* **Do this**: Copy out all the records exactly.

* **Supplied records**:
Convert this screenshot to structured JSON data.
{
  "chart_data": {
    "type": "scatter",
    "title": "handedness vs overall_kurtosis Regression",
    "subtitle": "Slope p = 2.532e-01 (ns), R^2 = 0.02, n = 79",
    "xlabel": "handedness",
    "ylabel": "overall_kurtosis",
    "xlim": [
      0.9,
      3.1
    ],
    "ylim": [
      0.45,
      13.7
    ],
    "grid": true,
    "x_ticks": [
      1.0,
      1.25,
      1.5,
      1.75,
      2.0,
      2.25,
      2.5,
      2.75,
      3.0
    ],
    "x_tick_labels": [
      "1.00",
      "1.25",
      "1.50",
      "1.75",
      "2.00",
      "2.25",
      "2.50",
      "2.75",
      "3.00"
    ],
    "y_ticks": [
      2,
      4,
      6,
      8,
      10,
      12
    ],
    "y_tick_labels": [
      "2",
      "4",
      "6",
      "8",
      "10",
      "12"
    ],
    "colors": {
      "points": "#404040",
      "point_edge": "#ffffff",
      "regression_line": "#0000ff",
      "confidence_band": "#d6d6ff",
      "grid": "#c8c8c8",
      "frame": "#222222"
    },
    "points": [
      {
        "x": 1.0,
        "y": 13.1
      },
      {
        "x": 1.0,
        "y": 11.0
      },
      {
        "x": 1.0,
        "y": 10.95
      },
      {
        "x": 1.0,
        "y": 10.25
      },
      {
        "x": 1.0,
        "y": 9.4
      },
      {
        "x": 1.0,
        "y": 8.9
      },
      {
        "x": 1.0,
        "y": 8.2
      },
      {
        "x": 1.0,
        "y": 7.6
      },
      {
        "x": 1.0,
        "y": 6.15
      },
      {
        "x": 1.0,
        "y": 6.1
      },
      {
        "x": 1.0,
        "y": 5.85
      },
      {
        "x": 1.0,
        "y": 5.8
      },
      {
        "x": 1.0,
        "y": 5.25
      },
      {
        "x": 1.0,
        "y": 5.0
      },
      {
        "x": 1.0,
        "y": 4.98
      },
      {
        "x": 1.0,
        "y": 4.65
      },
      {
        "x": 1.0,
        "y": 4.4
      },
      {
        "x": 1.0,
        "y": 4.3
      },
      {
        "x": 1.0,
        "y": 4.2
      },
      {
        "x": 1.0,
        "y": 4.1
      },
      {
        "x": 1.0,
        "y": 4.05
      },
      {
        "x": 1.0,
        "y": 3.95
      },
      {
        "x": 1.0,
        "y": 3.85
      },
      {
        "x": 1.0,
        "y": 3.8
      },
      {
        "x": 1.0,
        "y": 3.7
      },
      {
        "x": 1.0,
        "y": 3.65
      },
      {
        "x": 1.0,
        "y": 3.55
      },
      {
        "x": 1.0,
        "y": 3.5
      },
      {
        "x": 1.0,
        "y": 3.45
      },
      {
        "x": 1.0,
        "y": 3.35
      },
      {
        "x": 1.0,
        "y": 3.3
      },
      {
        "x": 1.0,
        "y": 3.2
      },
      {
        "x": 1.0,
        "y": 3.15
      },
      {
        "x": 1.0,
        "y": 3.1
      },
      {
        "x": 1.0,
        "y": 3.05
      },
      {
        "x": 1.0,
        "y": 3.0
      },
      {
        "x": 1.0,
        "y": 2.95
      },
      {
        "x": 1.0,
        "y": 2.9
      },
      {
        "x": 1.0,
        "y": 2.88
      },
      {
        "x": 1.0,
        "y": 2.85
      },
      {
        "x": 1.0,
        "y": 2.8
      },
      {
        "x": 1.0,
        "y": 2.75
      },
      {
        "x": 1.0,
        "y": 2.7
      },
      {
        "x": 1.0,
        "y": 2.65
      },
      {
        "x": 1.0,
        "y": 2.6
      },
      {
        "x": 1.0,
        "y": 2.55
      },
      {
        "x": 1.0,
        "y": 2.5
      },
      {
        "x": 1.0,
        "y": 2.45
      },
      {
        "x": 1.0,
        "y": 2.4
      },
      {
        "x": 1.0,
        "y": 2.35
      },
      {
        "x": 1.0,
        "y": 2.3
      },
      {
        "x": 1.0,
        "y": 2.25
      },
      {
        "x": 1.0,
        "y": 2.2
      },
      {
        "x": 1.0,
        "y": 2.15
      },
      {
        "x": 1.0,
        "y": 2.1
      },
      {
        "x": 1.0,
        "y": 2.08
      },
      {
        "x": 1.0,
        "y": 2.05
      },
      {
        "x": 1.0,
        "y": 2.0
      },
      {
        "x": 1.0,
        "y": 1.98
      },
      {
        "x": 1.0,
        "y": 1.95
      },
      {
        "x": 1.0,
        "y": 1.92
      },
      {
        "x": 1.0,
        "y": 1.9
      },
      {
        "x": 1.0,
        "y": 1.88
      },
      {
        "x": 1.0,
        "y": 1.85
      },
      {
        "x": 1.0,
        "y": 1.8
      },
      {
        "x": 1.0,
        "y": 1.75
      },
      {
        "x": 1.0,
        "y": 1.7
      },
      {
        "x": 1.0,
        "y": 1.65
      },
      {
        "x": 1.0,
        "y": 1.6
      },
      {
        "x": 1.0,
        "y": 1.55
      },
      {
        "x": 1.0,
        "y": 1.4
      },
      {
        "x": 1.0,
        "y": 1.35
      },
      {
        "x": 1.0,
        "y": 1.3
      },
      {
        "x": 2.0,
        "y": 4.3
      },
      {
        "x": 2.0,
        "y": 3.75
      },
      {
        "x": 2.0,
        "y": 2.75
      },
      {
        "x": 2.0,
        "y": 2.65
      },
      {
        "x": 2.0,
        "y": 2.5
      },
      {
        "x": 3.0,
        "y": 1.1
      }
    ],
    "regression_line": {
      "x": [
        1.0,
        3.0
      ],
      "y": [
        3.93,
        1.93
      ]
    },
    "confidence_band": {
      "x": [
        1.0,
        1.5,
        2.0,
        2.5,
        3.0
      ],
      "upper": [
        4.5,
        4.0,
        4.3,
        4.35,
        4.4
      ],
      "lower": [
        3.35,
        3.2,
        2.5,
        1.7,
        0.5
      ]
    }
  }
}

* **Final result**:
Convert this screenshot to structured JSON data.
{
  "chart_data": {
    "type": "scatter",
    "title": "handedness vs overall_kurtosis Regression",
    "subtitle": "Slope p = 2.532e-01 (ns), R^2 = 0.02, n = 79",
    "xlabel": "handedness",
    "ylabel": "overall_kurtosis",
    "xlim": [
      0.9,
      3.1
    ],
    "ylim": [
      0.45,
      13.7
    ],
    "grid": true,
    "x_ticks": [
      1.0,
      1.25,
      1.5,
      1.75,
      2.0,
      2.25,
      2.5,
      2.75,
      3.0
    ],
    "x_tick_labels": [
      "1.00",
      "1.25",
      "1.50",
      "1.75",
      "2.00",
      "2.25",
      "2.50",
      "2.75",
      "3.00"
    ],
    "y_ticks": [
      2,
      4,
      6,
      8,
      10,
      12
    ],
    "y_tick_labels": [
      "2",
      "4",
      "6",
      "8",
      "10",
      "12"
    ],
    "colors": {
      "points": "#404040",
      "point_edge": "#ffffff",
      "regression_line": "#0000ff",
      "confidence_band": "#d6d6ff",
      "grid": "#c8c8c8",
      "frame": "#222222"
    },
    "points": [
      {
        "x": 1.0,
        "y": 13.1
      },
      {
        "x": 1.0,
        "y": 11.0
      },
      {
        "x": 1.0,
        "y": 10.95
      },
      {
        "x": 1.0,
        "y": 10.25
      },
      {
        "x": 1.0,
        "y": 9.4
      },
      {
        "x": 1.0,
        "y": 8.9
      },
      {
        "x": 1.0,
        "y": 8.2
      },
      {
        "x": 1.0,
        "y": 7.6
      },
      {
        "x": 1.0,
        "y": 6.15
      },
      {
        "x": 1.0,
        "y": 6.1
      },
      {
        "x": 1.0,
        "y": 5.85
      },
      {
        "x": 1.0,
        "y": 5.8
      },
      {
        "x": 1.0,
        "y": 5.25
      },
      {
        "x": 1.0,
        "y": 5.0
      },
      {
        "x": 1.0,
        "y": 4.98
      },
      {
        "x": 1.0,
        "y": 4.65
      },
      {
        "x": 1.0,
        "y": 4.4
      },
      {
        "x": 1.0,
        "y": 4.3
      },
      {
        "x": 1.0,
        "y": 4.2
      },
      {
        "x": 1.0,
        "y": 4.1
      },
      {
        "x": 1.0,
        "y": 4.05
      },
      {
        "x": 1.0,
        "y": 3.95
      },
      {
        "x": 1.0,
        "y": 3.85
      },
      {
        "x": 1.0,
        "y": 3.8
      },
      {
        "x": 1.0,
        "y": 3.7
      },
      {
        "x": 1.0,
        "y": 3.65
      },
      {
        "x": 1.0,
        "y": 3.55
      },
      {
        "x": 1.0,
        "y": 3.5
      },
      {
        "x": 1.0,
        "y": 3.45
      },
      {
        "x": 1.0,
        "y": 3.35
      },
      {
        "x": 1.0,
        "y": 3.3
      },
      {
        "x": 1.0,
        "y": 3.2
      },
      {
        "x": 1.0,
        "y": 3.15
      },
      {
        "x": 1.0,
        "y": 3.1
      },
      {
        "x": 1.0,
        "y": 3.05
      },
      {
        "x": 1.0,
        "y": 3.0
      },
      {
        "x": 1.0,
        "y": 2.95
      },
      {
        "x": 1.0,
        "y": 2.9
      },
      {
        "x": 1.0,
        "y": 2.88
      },
      {
        "x": 1.0,
        "y": 2.85
      },
      {
        "x": 1.0,
        "y": 2.8
      },
      {
        "x": 1.0,
        "y": 2.75
      },
      {
        "x": 1.0,
        "y": 2.7
      },
      {
        "x": 1.0,
        "y": 2.65
      },
      {
        "x": 1.0,
        "y": 2.6
      },
      {
        "x": 1.0,
        "y": 2.55
      },
      {
        "x": 1.0,
        "y": 2.5
      },
      {
        "x": 1.0,
        "y": 2.45
      },
      {
        "x": 1.0,
        "y": 2.4
      },
      {
        "x": 1.0,
        "y": 2.35
      },
      {
        "x": 1.0,
        "y": 2.3
      },
      {
        "x": 1.0,
        "y": 2.25
      },
      {
        "x": 1.0,
        "y": 2.2
      },
      {
        "x": 1.0,
        "y": 2.15
      },
      {
        "x": 1.0,
        "y": 2.1
      },
      {
        "x": 1.0,
        "y": 2.08
      },
      {
        "x": 1.0,
        "y": 2.05
      },
      {
        "x": 1.0,
        "y": 2.0
      },
      {
        "x": 1.0,
        "y": 1.98
      },
      {
        "x": 1.0,
        "y": 1.95
      },
      {
        "x": 1.0,
        "y": 1.92
      },
      {
        "x": 1.0,
        "y": 1.9
      },
      {
        "x": 1.0,
        "y": 1.88
      },
      {
        "x": 1.0,
        "y": 1.85
      },
      {
        "x": 1.0,
        "y": 1.8
      },
      {
        "x": 1.0,
        "y": 1.75
      },
      {
        "x": 1.0,
        "y": 1.7
      },
      {
        "x": 1.0,
        "y": 1.65
      },
      {
        "x": 1.0,
        "y": 1.6
      },
      {
        "x": 1.0,
        "y": 1.55
      },
      {
        "x": 1.0,
        "y": 1.4
      },
      {
        "x": 1.0,
        "y": 1.35
      },
      {
        "x": 1.0,
        "y": 1.3
      },
      {
        "x": 2.0,
        "y": 4.3
      },
      {
        "x": 2.0,
        "y": 3.75
      },
      {
        "x": 2.0,
        "y": 2.75
      },
      {
        "x": 2.0,
        "y": 2.65
      },
      {
        "x": 2.0,
        "y": 2.5
      },
      {
        "x": 3.0,
        "y": 1.1
      }
    ],
    "regression_line": {
      "x": [
        1.0,
        3.0
      ],
      "y": [
        3.93,
        1.93
      ]
    },
    "confidence_band": {
      "x": [
        1.0,
        1.5,
        2.0,
        2.5,
        3.0
      ],
      "upper": [
        4.5,
        4.0,
        4.3,
        4.35,
        4.4
      ],
      "lower": [
        3.35,
        3.2,
        2.5,
        1.7,
        0.5
      ]
    }
  }
}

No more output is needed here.